[Start INPUT MATERIAL]

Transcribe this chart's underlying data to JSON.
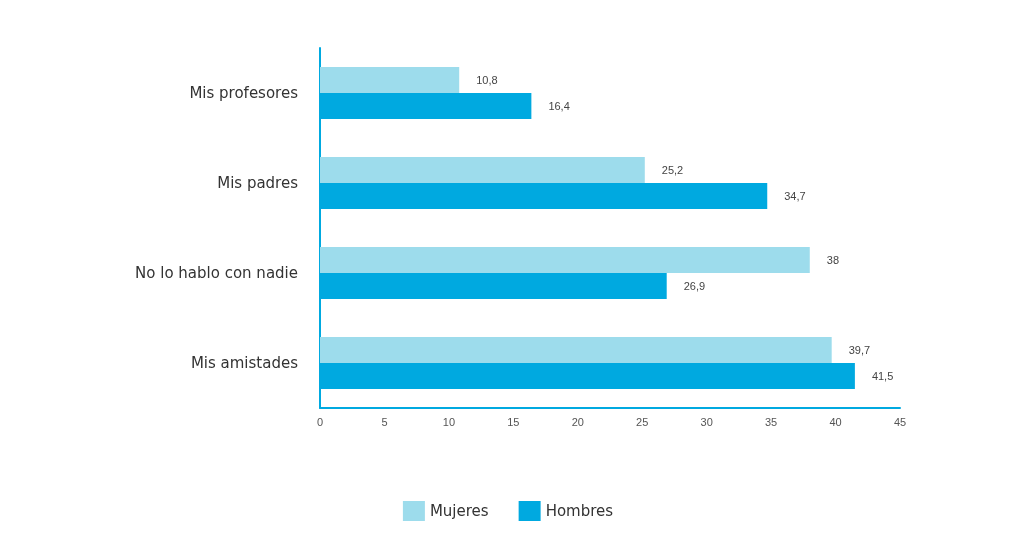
{
  "chart_data": {
    "type": "bar",
    "orientation": "horizontal",
    "categories": [
      "Mis profesores",
      "Mis padres",
      "No lo hablo con nadie",
      "Mis amistades"
    ],
    "series": [
      {
        "name": "Mujeres",
        "color": "#9ddcec",
        "values": [
          10.8,
          25.2,
          38,
          39.7
        ],
        "value_labels": [
          "10,8",
          "25,2",
          "38",
          "39,7"
        ]
      },
      {
        "name": "Hombres",
        "color": "#00a9e0",
        "values": [
          16.4,
          34.7,
          26.9,
          41.5
        ],
        "value_labels": [
          "16,4",
          "34,7",
          "26,9",
          "41,5"
        ]
      }
    ],
    "xlim": [
      0,
      45
    ],
    "xticks": [
      0,
      5,
      10,
      15,
      20,
      25,
      30,
      35,
      40,
      45
    ],
    "grid": false,
    "legend": "bottom"
  }
}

[End INPUT MATERIAL]

◆ **TASK REQUIREMENTS**
Exact duplication of all the records is required; pictures are omitted from the copy.

◆ **FULL SOLUTION**
Transcribe this chart's underlying data to JSON.
{
  "chart_data": {
    "type": "bar",
    "orientation": "horizontal",
    "categories": [
      "Mis profesores",
      "Mis padres",
      "No lo hablo con nadie",
      "Mis amistades"
    ],
    "series": [
      {
        "name": "Mujeres",
        "color": "#9ddcec",
        "values": [
          10.8,
          25.2,
          38,
          39.7
        ],
        "value_labels": [
          "10,8",
          "25,2",
          "38",
          "39,7"
        ]
      },
      {
        "name": "Hombres",
        "color": "#00a9e0",
        "values": [
          16.4,
          34.7,
          26.9,
          41.5
        ],
        "value_labels": [
          "16,4",
          "34,7",
          "26,9",
          "41,5"
        ]
      }
    ],
    "xlim": [
      0,
      45
    ],
    "xticks": [
      0,
      5,
      10,
      15,
      20,
      25,
      30,
      35,
      40,
      45
    ],
    "grid": false,
    "legend": "bottom"
  }
}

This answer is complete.